REQUIRED WORK:
Show all lines from the listing below that contain "JSON".

RECORDS FOR THIS TASK:
*-*-*

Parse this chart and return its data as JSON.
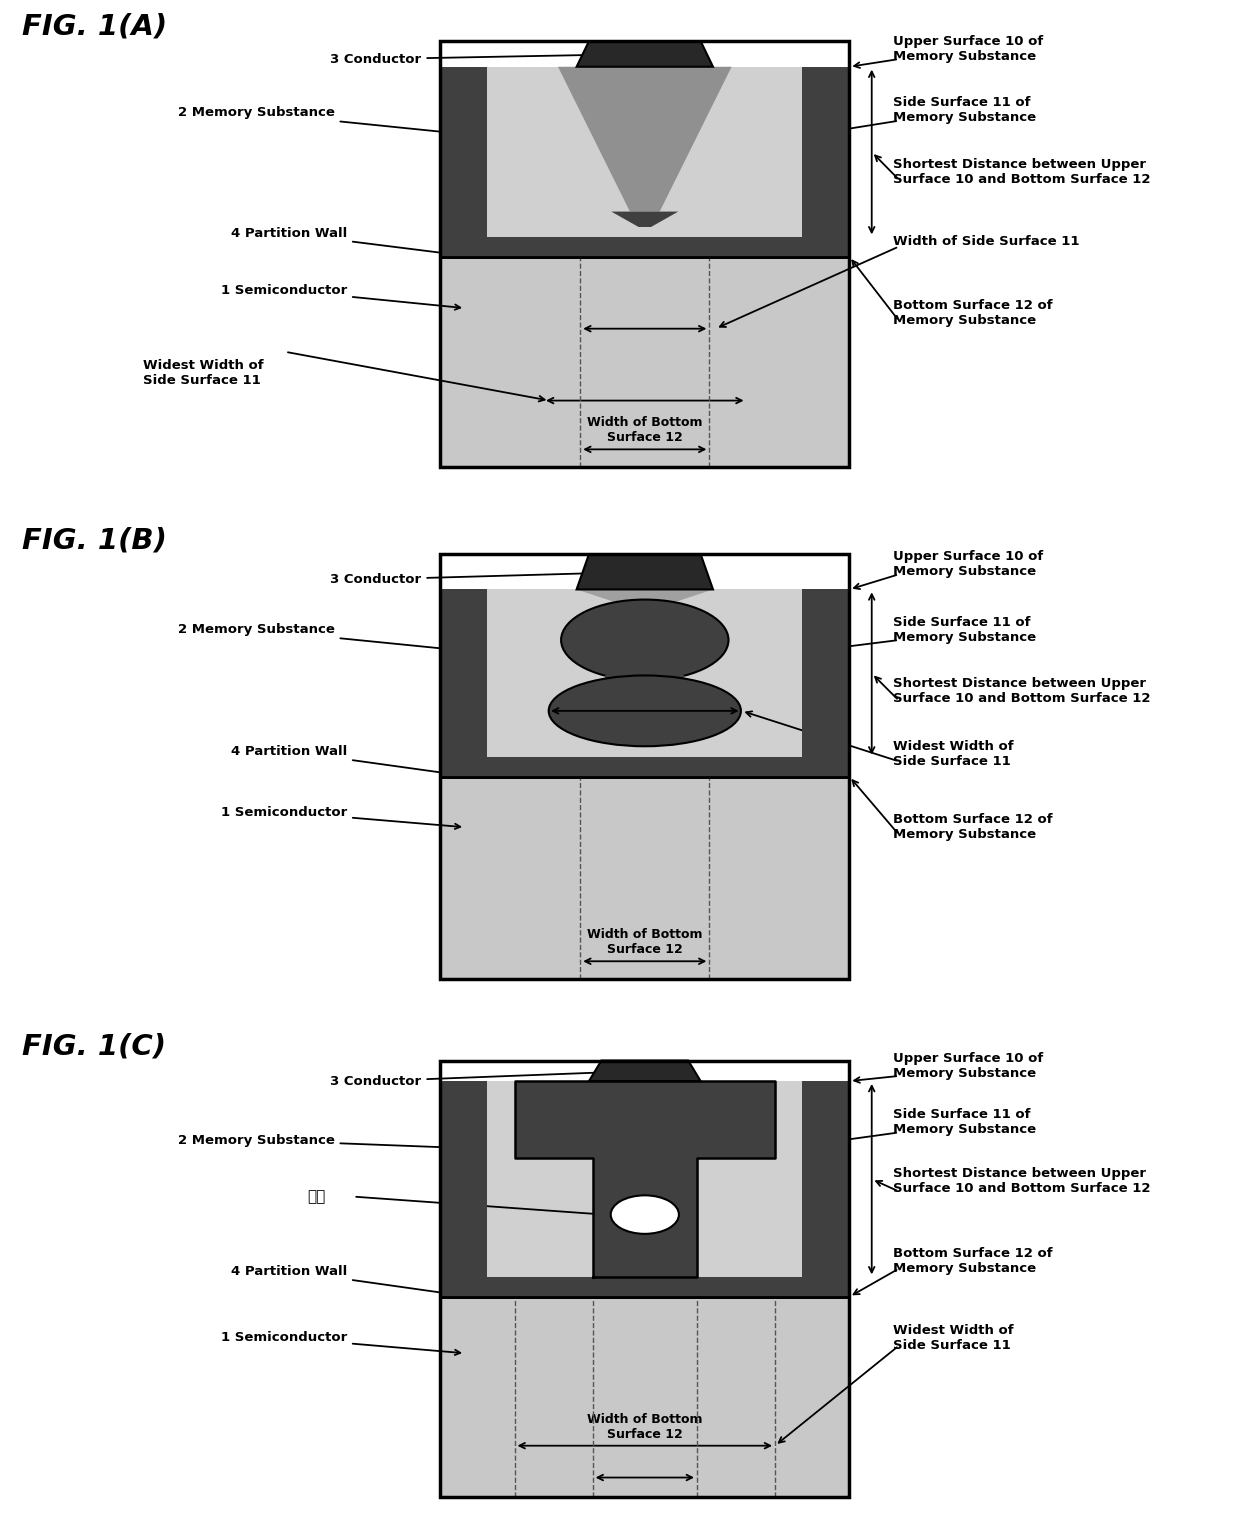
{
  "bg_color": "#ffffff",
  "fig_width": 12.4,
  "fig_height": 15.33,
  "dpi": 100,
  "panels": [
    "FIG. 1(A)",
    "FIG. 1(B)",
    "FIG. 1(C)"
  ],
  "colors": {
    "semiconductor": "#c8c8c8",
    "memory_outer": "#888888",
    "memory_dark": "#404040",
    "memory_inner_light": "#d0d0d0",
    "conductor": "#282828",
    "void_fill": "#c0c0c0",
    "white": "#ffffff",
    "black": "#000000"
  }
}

*-*-*

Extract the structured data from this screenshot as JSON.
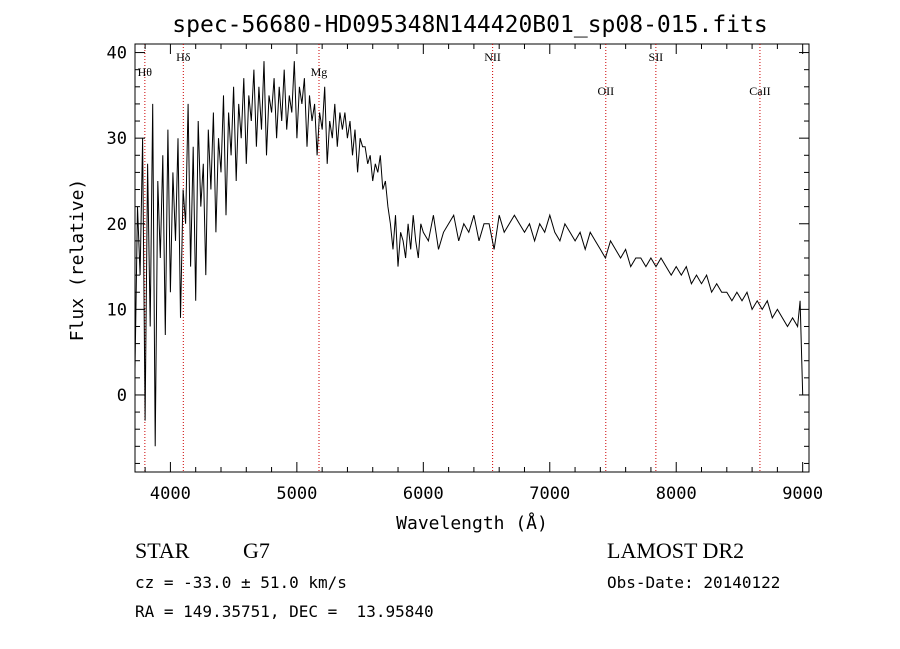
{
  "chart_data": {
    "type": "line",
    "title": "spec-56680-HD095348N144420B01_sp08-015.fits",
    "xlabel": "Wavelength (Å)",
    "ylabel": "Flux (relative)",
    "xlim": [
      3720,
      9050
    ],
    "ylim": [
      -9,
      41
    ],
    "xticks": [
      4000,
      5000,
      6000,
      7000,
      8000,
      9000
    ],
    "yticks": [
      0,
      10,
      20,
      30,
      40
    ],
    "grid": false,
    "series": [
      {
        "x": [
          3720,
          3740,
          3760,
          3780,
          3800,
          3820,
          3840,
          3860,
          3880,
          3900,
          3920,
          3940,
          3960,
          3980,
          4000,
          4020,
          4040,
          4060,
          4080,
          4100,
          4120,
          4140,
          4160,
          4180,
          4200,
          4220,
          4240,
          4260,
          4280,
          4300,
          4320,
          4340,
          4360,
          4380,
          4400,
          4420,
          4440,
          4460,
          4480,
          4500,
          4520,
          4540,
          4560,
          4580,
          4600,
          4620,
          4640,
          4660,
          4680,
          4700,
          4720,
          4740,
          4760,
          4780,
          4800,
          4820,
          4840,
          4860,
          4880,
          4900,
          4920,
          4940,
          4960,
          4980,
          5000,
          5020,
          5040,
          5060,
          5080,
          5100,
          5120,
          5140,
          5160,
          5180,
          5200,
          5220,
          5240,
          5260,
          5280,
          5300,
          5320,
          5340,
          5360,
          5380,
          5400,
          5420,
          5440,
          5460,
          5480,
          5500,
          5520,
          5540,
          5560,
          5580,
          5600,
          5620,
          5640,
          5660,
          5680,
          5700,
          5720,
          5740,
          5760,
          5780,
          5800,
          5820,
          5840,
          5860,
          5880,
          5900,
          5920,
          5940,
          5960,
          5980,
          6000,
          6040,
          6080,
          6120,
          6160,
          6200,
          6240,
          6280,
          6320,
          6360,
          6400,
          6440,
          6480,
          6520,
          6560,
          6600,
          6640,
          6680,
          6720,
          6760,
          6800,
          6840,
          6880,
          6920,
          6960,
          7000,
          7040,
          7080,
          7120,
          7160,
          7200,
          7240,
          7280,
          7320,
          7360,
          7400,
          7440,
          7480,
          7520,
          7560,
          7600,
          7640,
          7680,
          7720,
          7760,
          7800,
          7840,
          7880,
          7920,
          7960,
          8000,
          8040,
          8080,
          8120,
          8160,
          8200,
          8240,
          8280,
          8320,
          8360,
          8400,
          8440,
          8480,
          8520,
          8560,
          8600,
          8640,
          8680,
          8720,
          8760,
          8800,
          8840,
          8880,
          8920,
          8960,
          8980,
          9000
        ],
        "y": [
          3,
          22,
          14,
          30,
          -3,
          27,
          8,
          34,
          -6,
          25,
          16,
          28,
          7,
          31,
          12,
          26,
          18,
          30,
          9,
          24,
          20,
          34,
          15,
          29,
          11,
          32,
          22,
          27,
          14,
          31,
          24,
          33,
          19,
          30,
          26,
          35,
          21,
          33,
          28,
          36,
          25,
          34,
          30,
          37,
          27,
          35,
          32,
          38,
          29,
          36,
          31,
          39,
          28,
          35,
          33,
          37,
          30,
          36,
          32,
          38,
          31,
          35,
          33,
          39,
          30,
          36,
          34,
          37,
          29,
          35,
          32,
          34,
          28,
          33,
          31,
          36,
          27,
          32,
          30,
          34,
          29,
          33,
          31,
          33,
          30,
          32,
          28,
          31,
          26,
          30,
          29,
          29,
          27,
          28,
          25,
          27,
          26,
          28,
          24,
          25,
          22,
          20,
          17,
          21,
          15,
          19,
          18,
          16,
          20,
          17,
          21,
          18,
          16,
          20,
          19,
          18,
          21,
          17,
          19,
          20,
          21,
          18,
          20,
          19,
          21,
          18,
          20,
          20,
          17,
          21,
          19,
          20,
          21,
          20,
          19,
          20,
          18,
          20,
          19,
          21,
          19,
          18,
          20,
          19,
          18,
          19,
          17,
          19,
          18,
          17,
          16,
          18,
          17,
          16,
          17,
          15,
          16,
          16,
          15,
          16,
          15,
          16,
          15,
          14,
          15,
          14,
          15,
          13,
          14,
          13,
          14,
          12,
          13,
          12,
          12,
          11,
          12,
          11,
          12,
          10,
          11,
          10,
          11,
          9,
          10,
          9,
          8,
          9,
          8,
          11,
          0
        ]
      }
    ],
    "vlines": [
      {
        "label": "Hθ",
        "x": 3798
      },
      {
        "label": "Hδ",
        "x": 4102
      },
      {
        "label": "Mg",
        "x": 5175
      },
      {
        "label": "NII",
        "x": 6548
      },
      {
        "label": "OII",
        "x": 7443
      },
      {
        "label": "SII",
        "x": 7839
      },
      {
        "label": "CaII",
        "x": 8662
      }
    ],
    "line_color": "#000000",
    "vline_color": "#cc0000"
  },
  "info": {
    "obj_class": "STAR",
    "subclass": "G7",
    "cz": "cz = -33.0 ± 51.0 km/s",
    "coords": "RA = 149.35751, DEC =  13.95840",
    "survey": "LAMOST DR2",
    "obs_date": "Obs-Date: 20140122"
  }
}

*-*-*

OUTPUT OF THE TASK:
Parse this chart and return its data as JSON.
Extract the structured data from this screenshot as JSON.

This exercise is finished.